──────── Tekst do przeczytania
Żoliborz Oficerski

1922 rok

Autorstwa nieznany/unknown – Poznaj Warszawę. Żoliborz, Krajowe Wydawnictwo Czasopism RSW „Prasa”, Warszawa 1970, p. 133, Domena publiczna, https://commons.wikimedia.org/w/index.php?curid=66283161

Założenie urbanistyczne zwane Żoliborzem Oficerskim to miejsce niezwykle ciekawe, wybijające się nie tylko na terenie Żoliborza, ale i całej Warszawy. Jego niezwykłość wynika nie tylko z pełnych uroku nawiązań do idei miasta-ogrodu Ebenezera Howarda, ale i z architektury poszczególnych willi i domów, będących manifestacją ducha oraz przekonań oficerów Wojska Polskiego lat 20. i 30. XX wieku. Można by nawet powiedzieć, że Żoliborz Oficerski jest miejscem, gdzie przy pewnej dozie wyobraźni można poczuć się gościem elit polskiej armii II Rzeczpospolitej. Choć nie tylko elit.

Historia rozpoczyna się po odzyskaniu przez Polskę niepodległości i uzyskaniu przez Warszawę statusu stolicy. Wtedy to do miasta zaczęli przybywać żołnierze, którzy mieli pełnić tu rozmaite funkcje urzędnicze i zaistniała potrzeba przydzielenia im kwater. Wiele mieszkań było już zajętych, m.in. przez uciekających z Rosji Sowieckiej białoarmistów, a także innych uciekinierów, były więc problemy z zakwaterowaniem, szczególnie całych rodzin. Józef Piłsudski, chcąc pomóc rozwiązać sytuację, w której znaleźli się również i jego niedawni towarzysze broni, nakazał poszukanie odpowiedniego sposobu by zaradzić problemowi. Okazało się, że najlepiej będzie stworzyć spółdzielnię mieszkaniowo-budowlaną. Sam zapisał się do niej i miał legitymację nr 265 na około 300 wydanych dla tej lokalizacji. Zapisy ruszyły w maju 1922 roku, a członkami byli m.in.: Marian Kukiel, Władysław Bortnowski, Józef Haller, Stefan Rowecki, Władysław Anders, Stanisław Sosabowski, Lucjan Żeligowski. Mieszkali tu również żołnierze poeci: Artur Oppman, Władysław Broniewski. Co ciekawe, ulica Czarnieckiego na początku, tj. do lat 30. nazywała Sosnkowskiego, ponieważ ówczesny minister spraw wojskowych był wielkim propagatorem spółdzielczości wśród żołnierzy, wspierał także bardzo mocno budowę dzielnicy. Innego bohatera, a zarazem mieszkańca osiedla, upamiętnia ulica Kaniowska, mianowicie Józefa Hallera, który walczył pod Kaniowem. Józef Piłsudski tu ostatecznie nie zamieszkał, dostał bowiem w prezencie dworek Milusin w Sulejówku, co było dla niego szczęśliwym trafem, ponieważ budowano domy w kolejności wydawanych nr legitymacji.
────────────────
## Treść poleceń
1. Wypisz dosłownie fragment tekstu o Żoliborzu Oficerskim. Zacznij od słów „Założenie urbanistyczne zwane”, a zakończ na słowach „nie tylko elit.”.
2. Odpowiedz na pytania do tekstu o Żoliborzu Oficerskim:
(a) W którym miesiącu i roku ruszyły zapisy do spółdzielni?
(b) Jaki numer legitymacji miał Józef Piłsudski?
(c) Jak nazywał się dworek, który Józef Piłsudski dostał w prezencie?
3. Wymień wszystkie osoby, które tekst o Żoliborzu Oficerskim podaje w wyliczeniu po słowach „a członkami byli m.in.”.
Zamieszczone dane nie są potrzebne do wykonania poleceń.
──────── Przedstawione dane
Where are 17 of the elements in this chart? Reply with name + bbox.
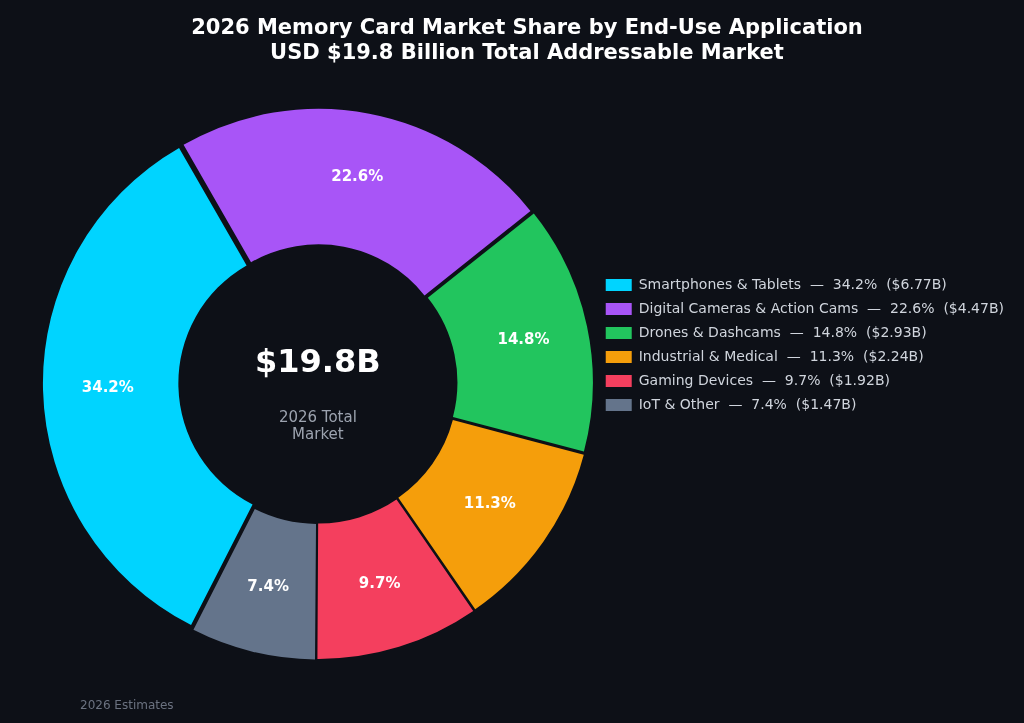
────────────────
## Rozwiązania poleceń
1.
Założenie urbanistyczne zwane Żoliborzem Oficerskim to miejsce niezwykle ciekawe, wybijające się nie tylko na terenie Żoliborza, ale i całej Warszawy. Jego niezwykłość wynika nie tylko z pełnych uroku nawiązań do idei miasta-ogrodu Ebenezera Howarda, ale i z architektury poszczególnych willi i domów, będących manifestacją ducha oraz przekonań oficerów Wojska Polskiego lat 20. i 30. XX wieku. Można by nawet powiedzieć, że Żoliborz Oficerski jest miejscem, gdzie przy pewnej dozie wyobraźni można poczuć się gościem elit polskiej armii II Rzeczpospolitej. Choć nie tylko elit.

2.
(a) W maju 1922 roku.
(b) Numer 265.
(c) Milusin (w Sulejówku).

3. Marian Kukiel, Władysław Bortnowski, Józef Haller, Stefan Rowecki, Władysław Anders, Stanisław Sosabowski, Lucjan Żeligowski.